Tally the lines that include "Canada". Output the number only.
-- Begin EXERCISE INPUTS --
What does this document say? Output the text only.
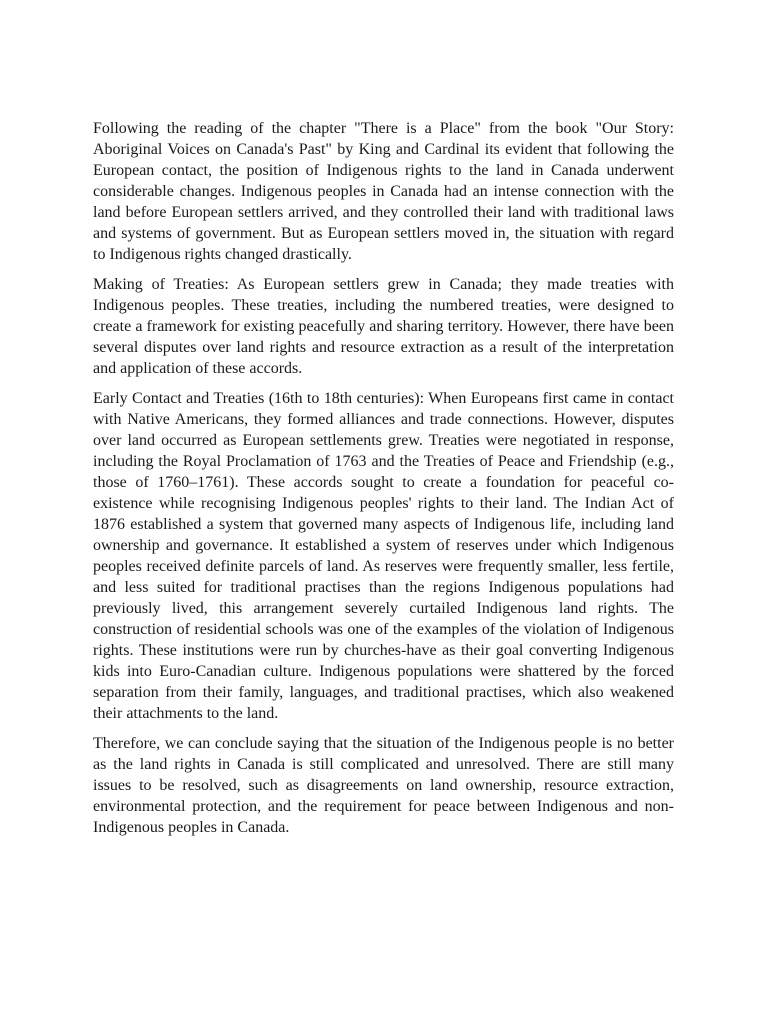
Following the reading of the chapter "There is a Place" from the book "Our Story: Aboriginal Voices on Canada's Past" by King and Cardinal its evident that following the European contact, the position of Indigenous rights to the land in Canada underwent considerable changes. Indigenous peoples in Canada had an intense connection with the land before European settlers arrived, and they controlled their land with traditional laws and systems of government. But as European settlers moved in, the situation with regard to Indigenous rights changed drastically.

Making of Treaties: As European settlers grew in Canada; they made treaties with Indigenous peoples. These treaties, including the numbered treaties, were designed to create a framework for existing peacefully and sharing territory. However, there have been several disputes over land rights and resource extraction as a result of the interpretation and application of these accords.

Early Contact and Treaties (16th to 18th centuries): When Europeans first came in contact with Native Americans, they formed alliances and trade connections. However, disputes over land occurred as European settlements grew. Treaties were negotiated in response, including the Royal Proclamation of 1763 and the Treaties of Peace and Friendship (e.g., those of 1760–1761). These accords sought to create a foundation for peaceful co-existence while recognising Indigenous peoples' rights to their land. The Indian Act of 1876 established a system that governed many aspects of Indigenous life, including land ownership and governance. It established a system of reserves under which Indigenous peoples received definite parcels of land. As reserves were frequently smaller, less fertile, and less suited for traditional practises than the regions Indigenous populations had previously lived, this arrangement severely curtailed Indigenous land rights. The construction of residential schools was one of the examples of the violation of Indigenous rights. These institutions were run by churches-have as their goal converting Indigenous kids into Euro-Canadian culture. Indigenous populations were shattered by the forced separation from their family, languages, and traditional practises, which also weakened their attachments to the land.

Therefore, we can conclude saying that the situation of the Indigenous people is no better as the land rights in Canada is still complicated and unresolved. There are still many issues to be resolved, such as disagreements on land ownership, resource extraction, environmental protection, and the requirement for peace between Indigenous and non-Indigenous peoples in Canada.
-- End EXERCISE INPUTS --
» **SOLUTION TO THIS TASK**
3